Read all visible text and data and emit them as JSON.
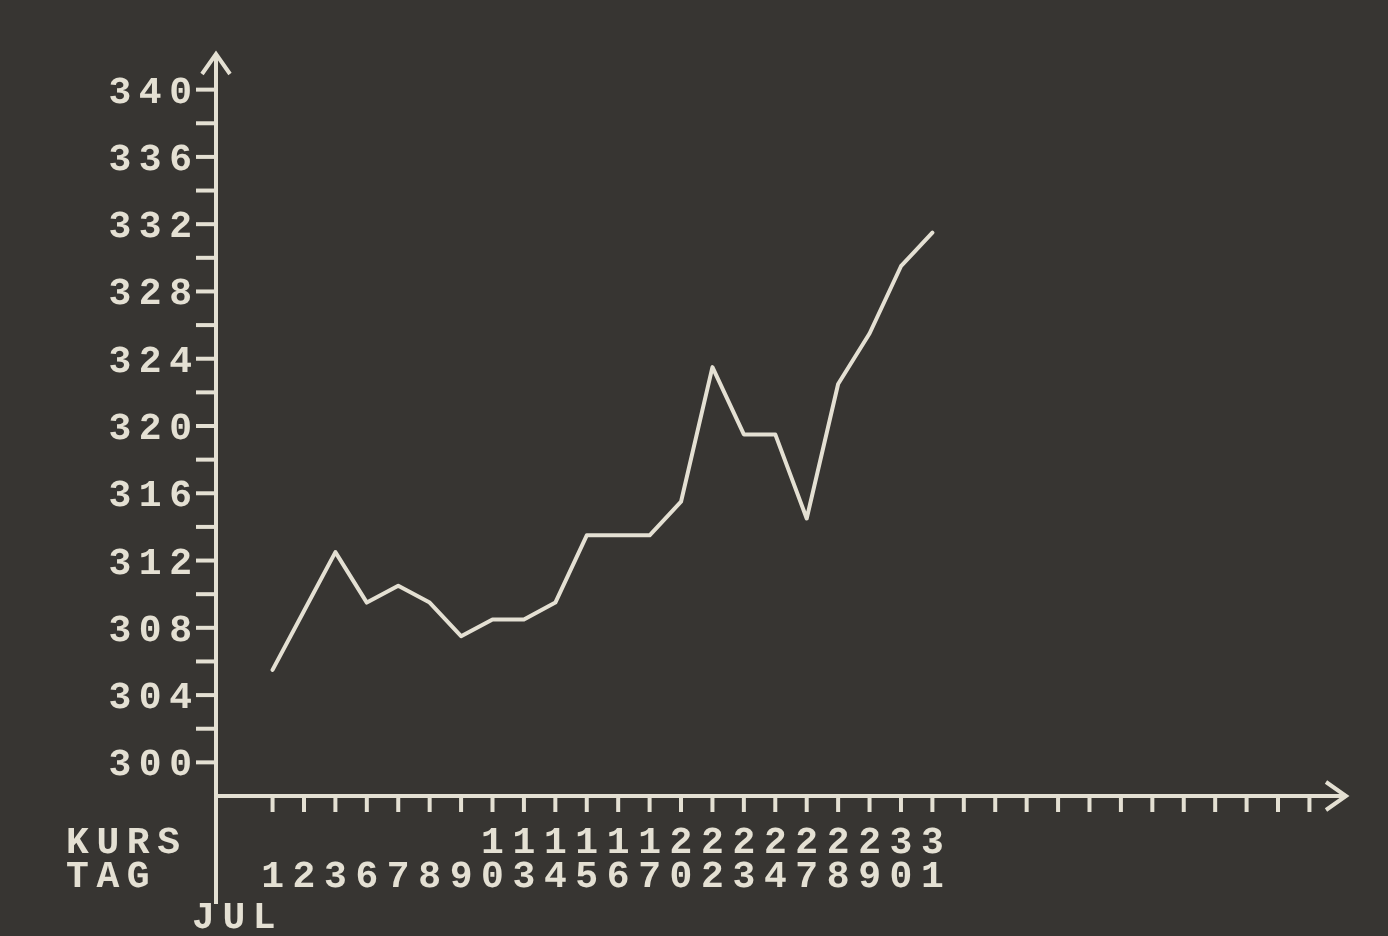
{
  "chart_data": {
    "type": "line",
    "xlabel": "TAG",
    "ylabel": "KURS",
    "annotations": [
      "JUL"
    ],
    "categories": [
      "1",
      "2",
      "3",
      "6",
      "7",
      "8",
      "9",
      "10",
      "13",
      "14",
      "15",
      "16",
      "17",
      "20",
      "22",
      "23",
      "24",
      "27",
      "28",
      "29",
      "30",
      "31",
      null,
      null,
      null,
      null,
      null,
      null,
      null,
      null,
      null,
      null,
      null,
      null
    ],
    "series": [
      {
        "color": "#e4e0d3",
        "values": [
          305.5,
          309,
          312.5,
          309.5,
          310.5,
          309.5,
          307.5,
          308.5,
          308.5,
          309.5,
          313.5,
          313.5,
          313.5,
          315.5,
          323.5,
          319.5,
          319.5,
          314.5,
          322.5,
          325.5,
          329.5,
          331.5,
          null,
          null,
          null,
          null,
          null,
          null,
          null,
          null,
          null,
          null,
          null,
          null
        ]
      }
    ],
    "ylim": [
      298,
      342
    ],
    "yticks": [
      300,
      {
        "value": 302,
        "label": null
      },
      304,
      {
        "value": 306,
        "label": null
      },
      308,
      {
        "value": 310,
        "label": null
      },
      312,
      {
        "value": 314,
        "label": null
      },
      316,
      {
        "value": 318,
        "label": null
      },
      320,
      {
        "value": 322,
        "label": null
      },
      324,
      {
        "value": 326,
        "label": null
      },
      328,
      {
        "value": 330,
        "label": null
      },
      332,
      {
        "value": 334,
        "label": null
      },
      336,
      {
        "value": 338,
        "label": null
      },
      340
    ]
  }
}
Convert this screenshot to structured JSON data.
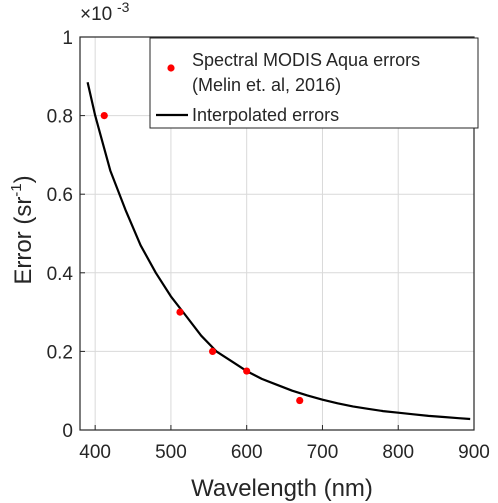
{
  "chart_data": {
    "type": "scatter",
    "xlabel": "Wavelength (nm)",
    "ylabel": "Error (sr",
    "ylabel_superscript": "-1",
    "ylabel_suffix": ")",
    "y_multiplier": {
      "base": "×10",
      "exponent": "-3"
    },
    "xlim": [
      380,
      900
    ],
    "ylim": [
      0,
      1
    ],
    "x_ticks": [
      400,
      500,
      600,
      700,
      800,
      900
    ],
    "y_ticks": [
      0,
      0.2,
      0.4,
      0.6,
      0.8,
      1
    ],
    "x_tick_labels": [
      "400",
      "500",
      "600",
      "700",
      "800",
      "900"
    ],
    "y_tick_labels": [
      "0",
      "0.2",
      "0.4",
      "0.6",
      "0.8",
      "1"
    ],
    "grid": true,
    "legend_position": "top-right",
    "series": [
      {
        "name": "Spectral MODIS Aqua errors",
        "name_line2": "(Melin et. al, 2016)",
        "type": "scatter",
        "color": "#ff0000",
        "points": [
          {
            "x": 412,
            "y": 0.8
          },
          {
            "x": 512,
            "y": 0.3
          },
          {
            "x": 555,
            "y": 0.2
          },
          {
            "x": 600,
            "y": 0.15
          },
          {
            "x": 670,
            "y": 0.075
          }
        ]
      },
      {
        "name": "Interpolated errors",
        "type": "line",
        "color": "#000000",
        "points": [
          {
            "x": 390,
            "y": 0.885
          },
          {
            "x": 400,
            "y": 0.8
          },
          {
            "x": 420,
            "y": 0.66
          },
          {
            "x": 440,
            "y": 0.56
          },
          {
            "x": 460,
            "y": 0.47
          },
          {
            "x": 480,
            "y": 0.4
          },
          {
            "x": 500,
            "y": 0.34
          },
          {
            "x": 520,
            "y": 0.29
          },
          {
            "x": 540,
            "y": 0.24
          },
          {
            "x": 560,
            "y": 0.2
          },
          {
            "x": 580,
            "y": 0.175
          },
          {
            "x": 600,
            "y": 0.15
          },
          {
            "x": 620,
            "y": 0.13
          },
          {
            "x": 640,
            "y": 0.115
          },
          {
            "x": 660,
            "y": 0.1
          },
          {
            "x": 680,
            "y": 0.088
          },
          {
            "x": 700,
            "y": 0.077
          },
          {
            "x": 720,
            "y": 0.068
          },
          {
            "x": 740,
            "y": 0.06
          },
          {
            "x": 760,
            "y": 0.054
          },
          {
            "x": 780,
            "y": 0.048
          },
          {
            "x": 800,
            "y": 0.044
          },
          {
            "x": 820,
            "y": 0.04
          },
          {
            "x": 840,
            "y": 0.036
          },
          {
            "x": 860,
            "y": 0.033
          },
          {
            "x": 880,
            "y": 0.03
          },
          {
            "x": 895,
            "y": 0.028
          }
        ]
      }
    ]
  }
}
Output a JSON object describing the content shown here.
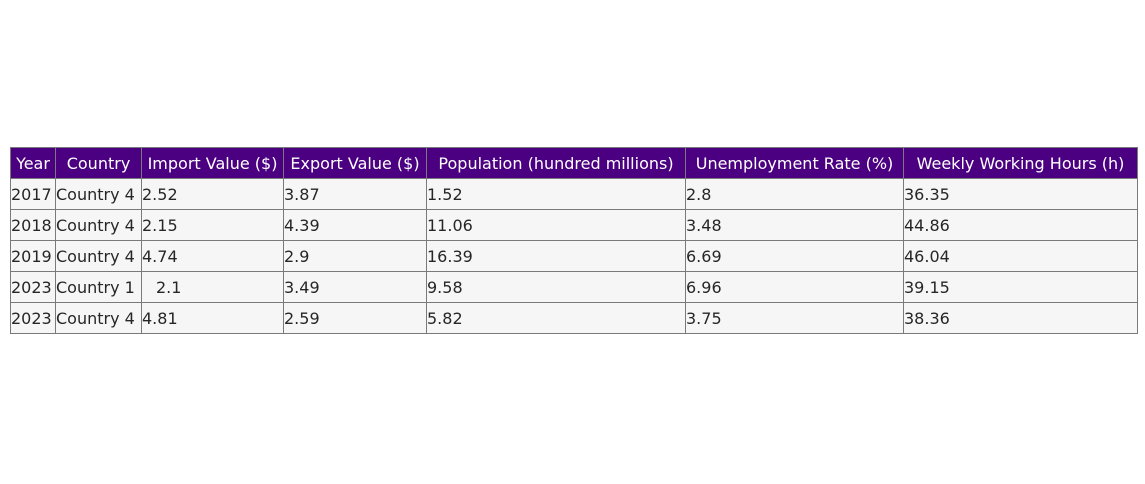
# # # # #
■ What you are asked to do:
In the records above, locate the lines holding the word "errors". Copy each of them.

■ Finished task:
        "name": "Spectral MODIS Aqua errors",
        "name": "Interpolated errors",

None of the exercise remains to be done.